● TO BE DONE
1. According to the heap-building text, what running time results from starting with an empty tree and repeatedly applying the push operation?
2. Continue the heap-building text from the point at which it stops.

There are multiple possibilities and the most obvious one is surprisingly feasible: Starting with an empty tree and repeatedly applying the push operation described above works in O(n log n), which is quite decent and indeed even enough to obtain O(n log n) sorting. We can, however, do even better:
First, just arrange all elements into a balanced binary tree in any order:
___ 8 ___
/ \
2 0
/ \ / \
6 4 5 3
/ \ / \ / \ / \
1 9 a c b 7 e d
Now consider just the last two layers:
6 4 5 3
/ \ / \ / \ / \
1 9 a c b 7 e d
Here we have 4 almost-correct heaps of height 1! The worst thing we might have to do is swap once (in the first case). Afterwards, consider just one more layer:
2 0
/ \ / \
1 4 5 3
/ \ / \ / \ / \
6 9 a c b 7 e d
Now we have 2 almost correct heaps of height 2! Again, only violated at the top, exactly as they would be after the swapping step of a pop operation. We can fix them the same way, simply applying the sift-down procedure, at most swapping 2*2 times.
Continuing in the same vein one last time:
___ 8 ___
1 0
/ \ / \
2 4 5 3
/ \ / \ / \ / \
6 9 a c b 7 e d
With 2 more swaps we arrive at just one valid heap, exactly what we wanted:
___ 0 ___
1 3
/ \ / \
2 4 5 8
/ \ / \ / \ / \
6 9 a c b 7 e d
What have we done?
Starting with the penultimate layer, we applied the sift-down procedure on all elements and repeated that same thing for all layers above.
In pseudocode:
for layer = layers-1 to 0:
for each element in layer
sift-down (element)

● COLLECTED MATERIAL
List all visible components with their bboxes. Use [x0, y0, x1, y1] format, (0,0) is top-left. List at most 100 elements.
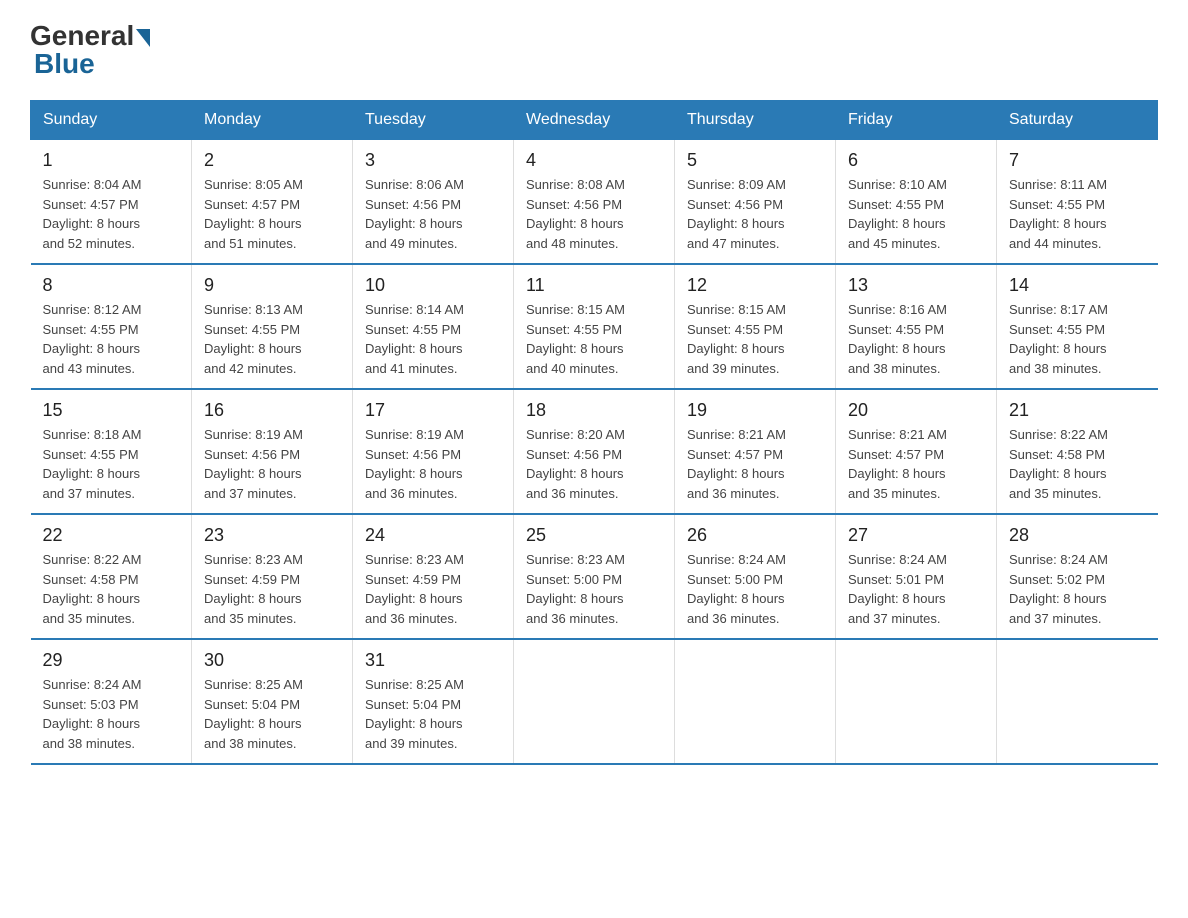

● OUTPUTS FOR THE TASKS
1. O(n log n)

2.
This might seem needlessly contrived and more complicated than simply pushing n times, but its strength reveals itself when analyzing the runtime.
The last layer contains n/2 elements, the one above n/4, the one above n/8 and so on. We had to sift down n/4 times 1 layer + n/8 times 2 layers + n/16 times 3 layers... + 1 time log(n) layers.
1 * n/4 + 2 * n/8 + 3 * n/16...
= 1 * n/2^2 + 2 * n/2^3 + 3 * n/2^4 ...
= n * sum of x=1 to infinity (x/2(x+1))
= n
As such, building a heap can be done in O(n) time.
HeapSort
With this long and elaborate preamble, we are now able to elegantly describe HeapSort in a few very simple steps:
heap = build_heap()
result = empty array
while heap is not empty
next = pop(heap)
result = result + next
We build a heap and repeatedly extract the minimum into a now-sorted array.
Complexity analysis is very natural, too: build_heap takes O(n) time, we extract n elements, each extraction taking O(log n) time, yielding O(n) + n * O(log n) = O(n log n)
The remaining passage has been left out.